Dataset rows about figures
◆ ◆ ◆ ◆ ◆

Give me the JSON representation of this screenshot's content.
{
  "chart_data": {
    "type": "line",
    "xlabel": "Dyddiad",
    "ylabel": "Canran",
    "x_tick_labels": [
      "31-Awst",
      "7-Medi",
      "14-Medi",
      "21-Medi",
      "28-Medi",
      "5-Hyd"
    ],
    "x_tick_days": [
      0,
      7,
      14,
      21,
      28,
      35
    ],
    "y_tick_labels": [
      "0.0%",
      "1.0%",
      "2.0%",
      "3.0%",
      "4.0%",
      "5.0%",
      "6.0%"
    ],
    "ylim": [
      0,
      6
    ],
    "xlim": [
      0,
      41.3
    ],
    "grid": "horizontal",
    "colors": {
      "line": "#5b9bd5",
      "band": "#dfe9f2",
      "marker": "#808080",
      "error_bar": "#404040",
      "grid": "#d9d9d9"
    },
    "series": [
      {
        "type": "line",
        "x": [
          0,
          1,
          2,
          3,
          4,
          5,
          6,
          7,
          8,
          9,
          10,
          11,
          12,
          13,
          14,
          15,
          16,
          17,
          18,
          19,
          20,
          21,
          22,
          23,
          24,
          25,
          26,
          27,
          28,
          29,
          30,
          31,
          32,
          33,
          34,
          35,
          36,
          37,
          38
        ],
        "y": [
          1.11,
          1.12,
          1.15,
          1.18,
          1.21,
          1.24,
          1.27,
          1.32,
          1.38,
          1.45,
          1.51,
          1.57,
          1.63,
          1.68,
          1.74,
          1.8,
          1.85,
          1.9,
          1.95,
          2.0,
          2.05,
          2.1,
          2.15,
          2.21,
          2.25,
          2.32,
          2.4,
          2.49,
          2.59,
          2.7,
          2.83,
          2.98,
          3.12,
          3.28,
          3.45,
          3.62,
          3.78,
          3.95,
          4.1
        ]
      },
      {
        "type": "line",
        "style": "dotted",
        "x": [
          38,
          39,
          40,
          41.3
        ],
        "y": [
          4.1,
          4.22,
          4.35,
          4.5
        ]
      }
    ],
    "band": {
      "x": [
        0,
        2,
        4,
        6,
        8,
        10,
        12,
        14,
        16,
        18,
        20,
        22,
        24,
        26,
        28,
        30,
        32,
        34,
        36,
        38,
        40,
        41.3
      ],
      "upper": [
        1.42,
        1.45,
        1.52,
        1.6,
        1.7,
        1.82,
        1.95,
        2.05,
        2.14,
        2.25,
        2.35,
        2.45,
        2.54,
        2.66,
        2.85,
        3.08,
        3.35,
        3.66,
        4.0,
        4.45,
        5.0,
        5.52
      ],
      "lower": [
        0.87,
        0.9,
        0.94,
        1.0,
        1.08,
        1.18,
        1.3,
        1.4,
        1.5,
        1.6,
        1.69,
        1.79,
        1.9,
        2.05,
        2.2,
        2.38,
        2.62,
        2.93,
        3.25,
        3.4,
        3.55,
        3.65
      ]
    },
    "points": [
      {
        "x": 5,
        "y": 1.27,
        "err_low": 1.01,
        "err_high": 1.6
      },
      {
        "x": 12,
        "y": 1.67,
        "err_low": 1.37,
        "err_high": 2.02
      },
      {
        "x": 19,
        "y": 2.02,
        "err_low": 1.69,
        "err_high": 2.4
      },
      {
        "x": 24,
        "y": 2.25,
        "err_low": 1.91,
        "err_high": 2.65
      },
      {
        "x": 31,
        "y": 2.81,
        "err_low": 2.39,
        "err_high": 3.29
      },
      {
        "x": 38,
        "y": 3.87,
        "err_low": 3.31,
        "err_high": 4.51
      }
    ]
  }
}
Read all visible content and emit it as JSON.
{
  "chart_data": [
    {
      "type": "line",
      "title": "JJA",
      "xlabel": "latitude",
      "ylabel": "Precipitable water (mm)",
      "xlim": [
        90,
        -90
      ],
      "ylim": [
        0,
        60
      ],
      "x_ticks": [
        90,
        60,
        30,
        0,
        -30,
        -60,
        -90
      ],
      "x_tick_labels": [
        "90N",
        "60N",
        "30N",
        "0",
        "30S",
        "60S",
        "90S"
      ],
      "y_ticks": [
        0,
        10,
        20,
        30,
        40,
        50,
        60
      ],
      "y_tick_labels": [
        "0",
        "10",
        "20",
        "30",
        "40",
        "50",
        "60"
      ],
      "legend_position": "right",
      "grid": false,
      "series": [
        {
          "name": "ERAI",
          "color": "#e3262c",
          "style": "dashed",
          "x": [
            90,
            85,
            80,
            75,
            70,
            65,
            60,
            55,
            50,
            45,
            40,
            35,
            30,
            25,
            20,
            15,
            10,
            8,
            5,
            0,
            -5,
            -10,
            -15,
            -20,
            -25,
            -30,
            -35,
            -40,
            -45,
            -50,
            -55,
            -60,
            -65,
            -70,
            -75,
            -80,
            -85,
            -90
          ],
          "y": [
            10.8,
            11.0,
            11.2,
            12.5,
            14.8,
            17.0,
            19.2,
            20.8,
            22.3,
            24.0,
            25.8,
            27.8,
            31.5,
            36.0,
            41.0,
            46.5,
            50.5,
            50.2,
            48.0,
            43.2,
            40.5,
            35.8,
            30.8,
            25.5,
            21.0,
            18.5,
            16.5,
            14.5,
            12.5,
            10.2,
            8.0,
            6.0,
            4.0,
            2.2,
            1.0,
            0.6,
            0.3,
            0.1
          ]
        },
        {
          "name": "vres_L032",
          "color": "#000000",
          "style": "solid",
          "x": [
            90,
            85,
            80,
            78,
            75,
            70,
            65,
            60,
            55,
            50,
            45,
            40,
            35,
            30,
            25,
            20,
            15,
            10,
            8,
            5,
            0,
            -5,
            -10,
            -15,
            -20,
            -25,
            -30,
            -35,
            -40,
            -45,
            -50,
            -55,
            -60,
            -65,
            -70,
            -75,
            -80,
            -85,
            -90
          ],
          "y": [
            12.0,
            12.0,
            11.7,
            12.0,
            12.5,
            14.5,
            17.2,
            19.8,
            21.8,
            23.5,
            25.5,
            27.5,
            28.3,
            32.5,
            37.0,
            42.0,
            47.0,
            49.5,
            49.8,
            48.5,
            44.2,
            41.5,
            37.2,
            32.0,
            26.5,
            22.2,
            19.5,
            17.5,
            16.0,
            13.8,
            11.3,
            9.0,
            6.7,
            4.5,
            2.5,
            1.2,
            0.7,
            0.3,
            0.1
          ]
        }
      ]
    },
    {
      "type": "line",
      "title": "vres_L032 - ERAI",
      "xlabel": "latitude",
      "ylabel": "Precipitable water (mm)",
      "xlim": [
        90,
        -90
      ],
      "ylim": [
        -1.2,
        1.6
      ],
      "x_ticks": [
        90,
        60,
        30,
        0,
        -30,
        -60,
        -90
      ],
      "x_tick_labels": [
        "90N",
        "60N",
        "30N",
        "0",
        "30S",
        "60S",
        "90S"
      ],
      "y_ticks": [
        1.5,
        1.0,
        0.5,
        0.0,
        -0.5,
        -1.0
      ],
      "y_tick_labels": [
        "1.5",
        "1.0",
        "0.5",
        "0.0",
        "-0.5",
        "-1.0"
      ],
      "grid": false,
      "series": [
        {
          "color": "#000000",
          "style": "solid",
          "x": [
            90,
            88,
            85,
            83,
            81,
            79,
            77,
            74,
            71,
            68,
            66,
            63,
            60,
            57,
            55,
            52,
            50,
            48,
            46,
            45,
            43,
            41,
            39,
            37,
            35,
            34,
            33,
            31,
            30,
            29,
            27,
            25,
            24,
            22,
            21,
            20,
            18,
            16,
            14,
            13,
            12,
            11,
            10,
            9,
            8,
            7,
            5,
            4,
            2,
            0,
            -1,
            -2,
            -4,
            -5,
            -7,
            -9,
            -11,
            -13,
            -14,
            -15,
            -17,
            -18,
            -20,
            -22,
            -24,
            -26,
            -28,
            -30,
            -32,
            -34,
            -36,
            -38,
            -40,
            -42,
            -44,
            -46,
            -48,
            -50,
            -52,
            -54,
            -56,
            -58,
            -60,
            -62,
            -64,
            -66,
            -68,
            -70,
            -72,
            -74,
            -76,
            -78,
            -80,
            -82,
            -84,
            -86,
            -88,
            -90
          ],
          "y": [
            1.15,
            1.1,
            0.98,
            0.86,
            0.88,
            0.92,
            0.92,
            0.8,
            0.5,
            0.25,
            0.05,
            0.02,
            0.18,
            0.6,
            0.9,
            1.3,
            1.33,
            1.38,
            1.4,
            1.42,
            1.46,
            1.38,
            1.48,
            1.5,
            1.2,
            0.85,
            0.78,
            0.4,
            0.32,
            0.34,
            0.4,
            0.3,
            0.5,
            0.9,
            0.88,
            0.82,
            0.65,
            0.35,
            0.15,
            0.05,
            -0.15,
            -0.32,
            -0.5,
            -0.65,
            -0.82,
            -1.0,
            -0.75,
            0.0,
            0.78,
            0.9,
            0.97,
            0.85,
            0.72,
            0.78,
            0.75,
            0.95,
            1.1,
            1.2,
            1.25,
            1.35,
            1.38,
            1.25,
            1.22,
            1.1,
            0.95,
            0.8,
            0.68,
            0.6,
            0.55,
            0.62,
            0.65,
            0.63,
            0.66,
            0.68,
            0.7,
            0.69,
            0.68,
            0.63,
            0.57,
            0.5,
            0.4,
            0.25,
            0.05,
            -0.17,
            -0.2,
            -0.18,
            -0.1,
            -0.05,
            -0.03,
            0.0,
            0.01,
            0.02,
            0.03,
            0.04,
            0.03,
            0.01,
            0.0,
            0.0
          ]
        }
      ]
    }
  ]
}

◆ ◆ ◆ ◆ ◆

■ EXERCISE REQUIREMENTS ■
Take every line from the records above that has the word "grid" and copy it.

■ ANSWER BELOW ■
    "grid": "horizontal",
      "grid": "#d9d9d9"
      "grid": false,
      "grid": false,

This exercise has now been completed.